Write out each record again exactly as it stands.

Dataset entries on figures:
== == ==
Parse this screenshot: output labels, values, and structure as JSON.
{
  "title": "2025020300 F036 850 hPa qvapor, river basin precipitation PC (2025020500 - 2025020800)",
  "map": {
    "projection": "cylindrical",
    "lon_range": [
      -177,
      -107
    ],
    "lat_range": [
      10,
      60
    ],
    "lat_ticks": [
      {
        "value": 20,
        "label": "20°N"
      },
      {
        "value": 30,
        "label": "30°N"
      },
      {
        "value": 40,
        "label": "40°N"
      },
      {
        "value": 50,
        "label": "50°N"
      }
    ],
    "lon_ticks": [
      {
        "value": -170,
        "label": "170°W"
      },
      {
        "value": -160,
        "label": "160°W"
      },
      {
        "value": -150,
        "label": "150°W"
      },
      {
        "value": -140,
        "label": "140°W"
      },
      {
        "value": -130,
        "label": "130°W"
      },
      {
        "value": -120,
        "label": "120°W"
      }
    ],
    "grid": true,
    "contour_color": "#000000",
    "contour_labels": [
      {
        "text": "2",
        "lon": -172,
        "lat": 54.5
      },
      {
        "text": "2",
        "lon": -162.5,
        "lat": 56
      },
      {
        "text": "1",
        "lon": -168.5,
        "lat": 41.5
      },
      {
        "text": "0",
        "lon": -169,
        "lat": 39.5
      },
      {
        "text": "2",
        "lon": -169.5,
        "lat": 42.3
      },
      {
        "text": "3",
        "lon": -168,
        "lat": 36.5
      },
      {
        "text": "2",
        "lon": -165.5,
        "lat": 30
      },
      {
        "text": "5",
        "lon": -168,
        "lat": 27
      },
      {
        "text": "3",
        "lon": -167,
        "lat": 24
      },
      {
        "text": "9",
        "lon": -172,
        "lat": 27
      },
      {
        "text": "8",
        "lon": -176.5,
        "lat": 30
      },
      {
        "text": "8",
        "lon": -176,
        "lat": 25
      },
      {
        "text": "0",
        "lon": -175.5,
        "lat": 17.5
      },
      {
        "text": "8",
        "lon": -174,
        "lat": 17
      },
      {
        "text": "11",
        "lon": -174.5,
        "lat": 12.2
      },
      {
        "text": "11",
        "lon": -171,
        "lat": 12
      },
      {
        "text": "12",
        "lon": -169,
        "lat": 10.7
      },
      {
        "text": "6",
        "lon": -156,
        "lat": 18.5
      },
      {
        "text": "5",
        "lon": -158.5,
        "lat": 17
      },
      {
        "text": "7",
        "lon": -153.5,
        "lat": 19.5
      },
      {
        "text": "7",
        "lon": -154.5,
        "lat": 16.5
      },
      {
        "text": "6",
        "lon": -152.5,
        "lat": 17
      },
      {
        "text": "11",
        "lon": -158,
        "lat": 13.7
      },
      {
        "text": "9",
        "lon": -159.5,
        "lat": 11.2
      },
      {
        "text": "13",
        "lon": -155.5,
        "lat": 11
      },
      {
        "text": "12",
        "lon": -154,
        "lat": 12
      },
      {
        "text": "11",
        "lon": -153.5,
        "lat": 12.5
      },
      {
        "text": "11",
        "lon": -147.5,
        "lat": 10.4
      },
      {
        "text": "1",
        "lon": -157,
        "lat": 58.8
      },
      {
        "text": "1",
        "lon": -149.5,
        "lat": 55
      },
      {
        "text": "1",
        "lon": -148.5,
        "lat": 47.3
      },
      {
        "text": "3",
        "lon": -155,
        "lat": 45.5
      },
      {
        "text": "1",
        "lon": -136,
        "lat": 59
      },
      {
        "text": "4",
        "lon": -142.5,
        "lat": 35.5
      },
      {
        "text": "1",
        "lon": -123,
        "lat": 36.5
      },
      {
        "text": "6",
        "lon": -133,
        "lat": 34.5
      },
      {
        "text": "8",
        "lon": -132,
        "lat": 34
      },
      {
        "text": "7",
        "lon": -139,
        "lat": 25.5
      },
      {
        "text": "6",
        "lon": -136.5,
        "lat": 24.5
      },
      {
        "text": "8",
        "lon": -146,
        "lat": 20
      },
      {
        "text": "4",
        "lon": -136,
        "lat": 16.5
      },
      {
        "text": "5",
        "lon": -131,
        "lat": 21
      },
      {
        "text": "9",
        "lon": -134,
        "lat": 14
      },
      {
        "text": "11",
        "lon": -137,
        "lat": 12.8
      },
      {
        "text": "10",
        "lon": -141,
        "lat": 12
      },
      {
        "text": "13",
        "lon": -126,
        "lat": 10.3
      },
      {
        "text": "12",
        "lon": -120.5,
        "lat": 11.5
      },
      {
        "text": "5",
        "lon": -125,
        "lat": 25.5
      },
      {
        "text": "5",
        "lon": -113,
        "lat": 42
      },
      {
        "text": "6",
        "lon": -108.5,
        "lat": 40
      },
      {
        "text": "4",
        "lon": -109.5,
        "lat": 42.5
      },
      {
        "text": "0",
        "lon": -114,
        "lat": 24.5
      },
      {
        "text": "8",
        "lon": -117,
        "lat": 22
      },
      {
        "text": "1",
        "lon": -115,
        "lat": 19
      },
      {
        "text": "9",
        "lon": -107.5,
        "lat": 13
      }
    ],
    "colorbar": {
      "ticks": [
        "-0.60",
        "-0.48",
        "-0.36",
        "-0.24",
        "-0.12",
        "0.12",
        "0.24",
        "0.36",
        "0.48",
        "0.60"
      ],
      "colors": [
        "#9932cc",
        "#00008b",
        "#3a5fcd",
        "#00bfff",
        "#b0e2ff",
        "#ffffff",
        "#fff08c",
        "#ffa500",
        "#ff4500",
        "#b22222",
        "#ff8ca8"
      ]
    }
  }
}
== == ==
= Response to the exercise =
Parse this screenshot: output labels, values, and structure as JSON.
{
  "title": "2025020300 F036 850 hPa qvapor, river basin precipitation PC (2025020500 - 2025020800)",
  "map": {
    "projection": "cylindrical",
    "lon_range": [
      -177,
      -107
    ],
    "lat_range": [
      10,
      60
    ],
    "lat_ticks": [
      {
        "value": 20,
        "label": "20°N"
      },
      {
        "value": 30,
        "label": "30°N"
      },
      {
        "value": 40,
        "label": "40°N"
      },
      {
        "value": 50,
        "label": "50°N"
      }
    ],
    "lon_ticks": [
      {
        "value": -170,
        "label": "170°W"
      },
      {
        "value": -160,
        "label": "160°W"
      },
      {
        "value": -150,
        "label": "150°W"
      },
      {
        "value": -140,
        "label": "140°W"
      },
      {
        "value": -130,
        "label": "130°W"
      },
      {
        "value": -120,
        "label": "120°W"
      }
    ],
    "grid": true,
    "contour_color": "#000000",
    "contour_labels": [
      {
        "text": "2",
        "lon": -172,
        "lat": 54.5
      },
      {
        "text": "2",
        "lon": -162.5,
        "lat": 56
      },
      {
        "text": "1",
        "lon": -168.5,
        "lat": 41.5
      },
      {
        "text": "0",
        "lon": -169,
        "lat": 39.5
      },
      {
        "text": "2",
        "lon": -169.5,
        "lat": 42.3
      },
      {
        "text": "3",
        "lon": -168,
        "lat": 36.5
      },
      {
        "text": "2",
        "lon": -165.5,
        "lat": 30
      },
      {
        "text": "5",
        "lon": -168,
        "lat": 27
      },
      {
        "text": "3",
        "lon": -167,
        "lat": 24
      },
      {
        "text": "9",
        "lon": -172,
        "lat": 27
      },
      {
        "text": "8",
        "lon": -176.5,
        "lat": 30
      },
      {
        "text": "8",
        "lon": -176,
        "lat": 25
      },
      {
        "text": "0",
        "lon": -175.5,
        "lat": 17.5
      },
      {
        "text": "8",
        "lon": -174,
        "lat": 17
      },
      {
        "text": "11",
        "lon": -174.5,
        "lat": 12.2
      },
      {
        "text": "11",
        "lon": -171,
        "lat": 12
      },
      {
        "text": "12",
        "lon": -169,
        "lat": 10.7
      },
      {
        "text": "6",
        "lon": -156,
        "lat": 18.5
      },
      {
        "text": "5",
        "lon": -158.5,
        "lat": 17
      },
      {
        "text": "7",
        "lon": -153.5,
        "lat": 19.5
      },
      {
        "text": "7",
        "lon": -154.5,
        "lat": 16.5
      },
      {
        "text": "6",
        "lon": -152.5,
        "lat": 17
      },
      {
        "text": "11",
        "lon": -158,
        "lat": 13.7
      },
      {
        "text": "9",
        "lon": -159.5,
        "lat": 11.2
      },
      {
        "text": "13",
        "lon": -155.5,
        "lat": 11
      },
      {
        "text": "12",
        "lon": -154,
        "lat": 12
      },
      {
        "text": "11",
        "lon": -153.5,
        "lat": 12.5
      },
      {
        "text": "11",
        "lon": -147.5,
        "lat": 10.4
      },
      {
        "text": "1",
        "lon": -157,
        "lat": 58.8
      },
      {
        "text": "1",
        "lon": -149.5,
        "lat": 55
      },
      {
        "text": "1",
        "lon": -148.5,
        "lat": 47.3
      },
      {
        "text": "3",
        "lon": -155,
        "lat": 45.5
      },
      {
        "text": "1",
        "lon": -136,
        "lat": 59
      },
      {
        "text": "4",
        "lon": -142.5,
        "lat": 35.5
      },
      {
        "text": "1",
        "lon": -123,
        "lat": 36.5
      },
      {
        "text": "6",
        "lon": -133,
        "lat": 34.5
      },
      {
        "text": "8",
        "lon": -132,
        "lat": 34
      },
      {
        "text": "7",
        "lon": -139,
        "lat": 25.5
      },
      {
        "text": "6",
        "lon": -136.5,
        "lat": 24.5
      },
      {
        "text": "8",
        "lon": -146,
        "lat": 20
      },
      {
        "text": "4",
        "lon": -136,
        "lat": 16.5
      },
      {
        "text": "5",
        "lon": -131,
        "lat": 21
      },
      {
        "text": "9",
        "lon": -134,
        "lat": 14
      },
      {
        "text": "11",
        "lon": -137,
        "lat": 12.8
      },
      {
        "text": "10",
        "lon": -141,
        "lat": 12
      },
      {
        "text": "13",
        "lon": -126,
        "lat": 10.3
      },
      {
        "text": "12",
        "lon": -120.5,
        "lat": 11.5
      },
      {
        "text": "5",
        "lon": -125,
        "lat": 25.5
      },
      {
        "text": "5",
        "lon": -113,
        "lat": 42
      },
      {
        "text": "6",
        "lon": -108.5,
        "lat": 40
      },
      {
        "text": "4",
        "lon": -109.5,
        "lat": 42.5
      },
      {
        "text": "0",
        "lon": -114,
        "lat": 24.5
      },
      {
        "text": "8",
        "lon": -117,
        "lat": 22
      },
      {
        "text": "1",
        "lon": -115,
        "lat": 19
      },
      {
        "text": "9",
        "lon": -107.5,
        "lat": 13
      }
    ],
    "colorbar": {
      "ticks": [
        "-0.60",
        "-0.48",
        "-0.36",
        "-0.24",
        "-0.12",
        "0.12",
        "0.24",
        "0.36",
        "0.48",
        "0.60"
      ],
      "colors": [
        "#9932cc",
        "#00008b",
        "#3a5fcd",
        "#00bfff",
        "#b0e2ff",
        "#ffffff",
        "#fff08c",
        "#ffa500",
        "#ff4500",
        "#b22222",
        "#ff8ca8"
      ]
    }
  }
}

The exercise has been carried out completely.